Mortician’s Wax, Latex and Blood: An Insider’s Look At The Top 5 Special Fx Artists Of All Time

I consider myself to be one of the most fortunate people in the industry. Not only do I get to write about my passion of horror films and what their place is in today’s society, but I have been lucky enough to actually be an FX artist in actual films. Before we get started, I DO NOT consider myself to be one of the top end FX artists in the industry, but I am proud of my work in films such as The Forever Dead (2007, Dir. Christine Parker), Z13: The Zombie Within (2007-8, Dir. Voltron Jones), The Evil Woods (2009, Dir. Aaron Harvey), Mental Scars (2009, Dir. Mischa  Perez) and Heredity (2010, Dir. Kevin Newton). As someone who did not receive any kind of formal training in the industry, my teachers were the fantastic FX artist that I am going to list below and without having watched the incredible work that did throughout their careers, I do not think I would be where I am today…

Before I begin, I feel like there are some things that need to be said. I grew up in an era where the stars of the genre were not the directors and the hard working actors and actresses, but the Special FX Artists. There was a point in time where names like Tom Savini, Rick Baker, Screaming Mad George, Giannetto Di Rossi, Stan Winston, Jack Pierce, Ray Harryhausen, Rob Bottin, Greg Nicotero and Lon Chaney, Sr. were enough to get a film made by itself. There was something magical about seeing what they would bring to the screen and you never had to worry about the lazy way being taken with a transformation scene or a decapitation. The ability to suspend your disbelief is very powerful in film and means even more when you are watching a horror film. Films today rely too much on digital effects as an easy means to an end, but these guys sold the vision and the dream that made you open your wallets for movie tickets as well as Laserdiscs, VHS and DVD. Without further ado, let's look at the top 5 FX artists of all time…

5. Lon Chaney, Sr.

> EXERCISE INSTRUCTIONS:
a. According to the FX artists article, why does its writer call the artists on the list their teachers? Answer in one to three sentences.
b. In the FX artists article, which 2009 film directed by Aaron Harvey did the writer work on?
c. Extend the FX artists article, starting after its last line.
The material after this point is not needed.

> SUPPLIED MATERIAL:

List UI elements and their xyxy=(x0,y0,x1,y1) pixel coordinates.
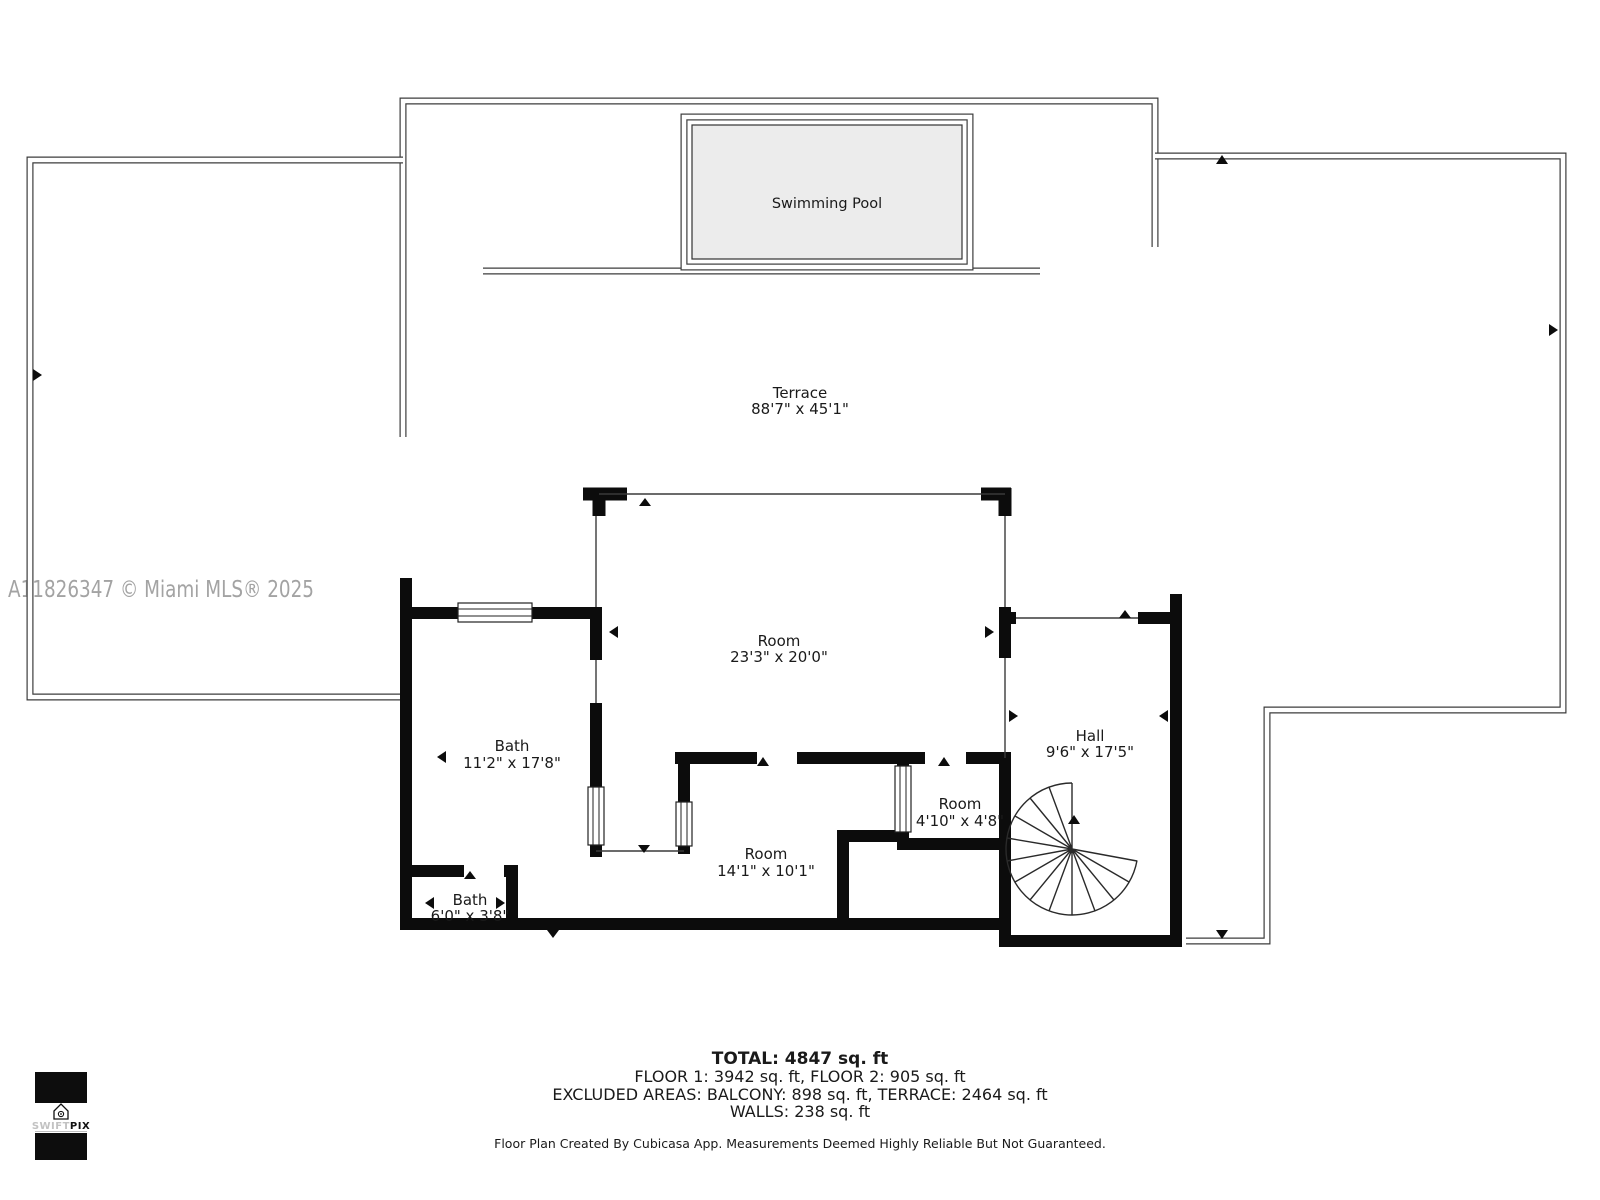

> RESPONSES:
a. The writer never received formal training in the industry. They learned by watching the work those artists did throughout their careers, and they credit that for getting them where they are today.

b. The Evil Woods.

c.
Lon Channey









There are very few many who can be considered the actual foundation of the industry, but if there is one in the horror genre, Lon Chaney, Sr. is that man. Know as “the man with a thousand faces”, few can argue that he may be not only the most famous horror actor of all time, but the greatest FX artist of all time. While actually only be credited (actually uncredited) with 4 FX roles, he set the standard for the industry with titles such as The Hunchback of Notre Dame (1923), The Phantom of the Opera (1925), London After Midnight (1927) and The Unholy Three (1930). Many FX artists will nod to him as their inspiration for getting into the industry, and his brilliance is seen in the work carried on by his son Lon Chaney, Jr. .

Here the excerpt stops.